### Énoncé
Recopiez fidèlement chaque ligne des données ci-dessous, sans reproduire les images.

### Données fournies

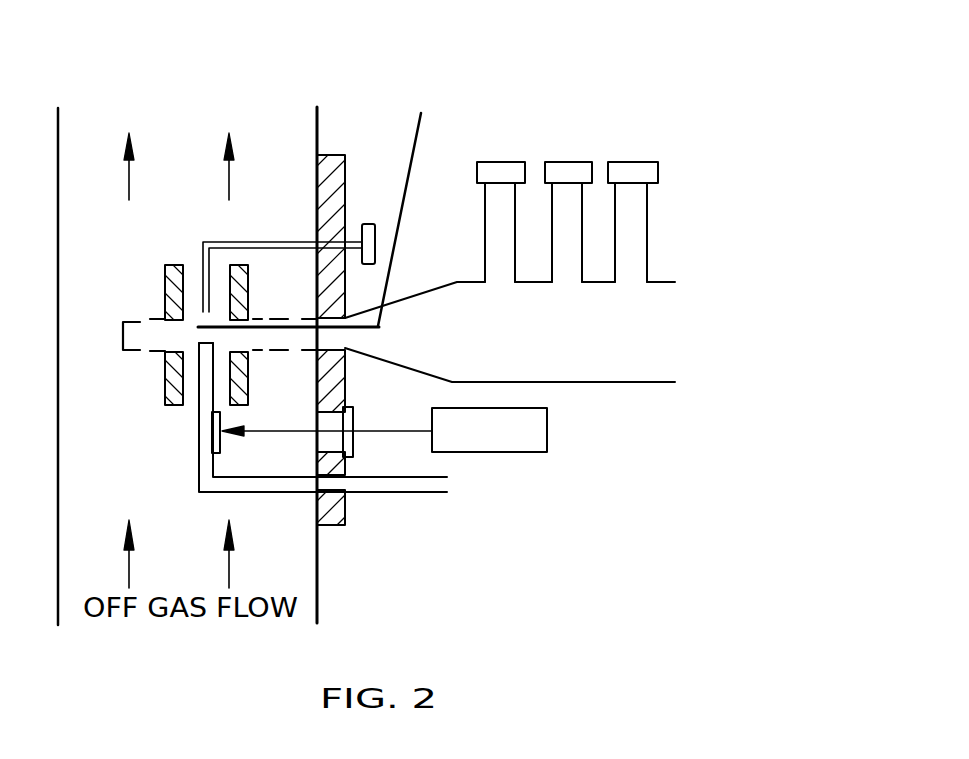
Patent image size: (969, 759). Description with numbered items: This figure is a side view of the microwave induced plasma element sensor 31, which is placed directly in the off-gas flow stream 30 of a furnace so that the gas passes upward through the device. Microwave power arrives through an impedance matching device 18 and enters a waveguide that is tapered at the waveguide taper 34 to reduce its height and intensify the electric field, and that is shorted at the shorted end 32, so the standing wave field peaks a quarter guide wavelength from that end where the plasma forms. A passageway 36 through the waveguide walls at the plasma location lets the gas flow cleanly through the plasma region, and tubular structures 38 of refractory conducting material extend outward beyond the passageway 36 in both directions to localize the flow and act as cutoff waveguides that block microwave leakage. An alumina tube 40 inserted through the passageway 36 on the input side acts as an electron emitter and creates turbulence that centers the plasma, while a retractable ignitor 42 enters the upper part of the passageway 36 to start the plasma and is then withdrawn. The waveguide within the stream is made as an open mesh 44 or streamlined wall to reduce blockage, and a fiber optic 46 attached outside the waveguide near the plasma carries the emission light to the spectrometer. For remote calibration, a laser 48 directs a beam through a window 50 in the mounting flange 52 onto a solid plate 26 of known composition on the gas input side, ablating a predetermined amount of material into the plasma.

The impedance matching device 18 is at (505, 162).
The solid plate 26 is at (213, 445).
The off-gas flow stream 30 is at (171, 164).
The microwave induced plasma element sensor 31 is at (386, 60).
The shorted end 32 is at (123, 338).
The waveguide taper 34 is at (417, 290).
The passageway 36 is at (191, 400).
The tubular structures 38 is at (165, 288).
The alumina tube 40 is at (222, 490).
The retractable ignitor 42 is at (203, 250).
The open mesh waveguide 44 is at (150, 352).
The fiber optic 46 is at (420, 124).
The laser 48 is at (550, 440).
The window 50 is at (355, 440).
The mounting flange 52 is at (345, 522).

### Corrigé
Patent image size: (969, 759). Description with numbered items: This figure is a side view of the microwave induced plasma element sensor 31, which is placed directly in the off-gas flow stream 30 of a furnace so that the gas passes upward through the device. Microwave power arrives through an impedance matching device 18 and enters a waveguide that is tapered at the waveguide taper 34 to reduce its height and intensify the electric field, and that is shorted at the shorted end 32, so the standing wave field peaks a quarter guide wavelength from that end where the plasma forms. A passageway 36 through the waveguide walls at the plasma location lets the gas flow cleanly through the plasma region, and tubular structures 38 of refractory conducting material extend outward beyond the passageway 36 in both directions to localize the flow and act as cutoff waveguides that block microwave leakage. An alumina tube 40 inserted through the passageway 36 on the input side acts as an electron emitter and creates turbulence that centers the plasma, while a retractable ignitor 42 enters the upper part of the passageway 36 to start the plasma and is then withdrawn. The waveguide within the stream is made as an open mesh 44 or streamlined wall to reduce blockage, and a fiber optic 46 attached outside the waveguide near the plasma carries the emission light to the spectrometer. For remote calibration, a laser 48 directs a beam through a window 50 in the mounting flange 52 onto a solid plate 26 of known composition on the gas input side, ablating a predetermined amount of material into the plasma.

The impedance matching device 18 is at (505, 162).
The solid plate 26 is at (213, 445).
The off-gas flow stream 30 is at (171, 164).
The microwave induced plasma element sensor 31 is at (386, 60).
The shorted end 32 is at (123, 338).
The waveguide taper 34 is at (417, 290).
The passageway 36 is at (191, 400).
The tubular structures 38 is at (165, 288).
The alumina tube 40 is at (222, 490).
The retractable ignitor 42 is at (203, 250).
The open mesh waveguide 44 is at (150, 352).
The fiber optic 46 is at (420, 124).
The laser 48 is at (550, 440).
The window 50 is at (355, 440).
The mounting flange 52 is at (345, 522).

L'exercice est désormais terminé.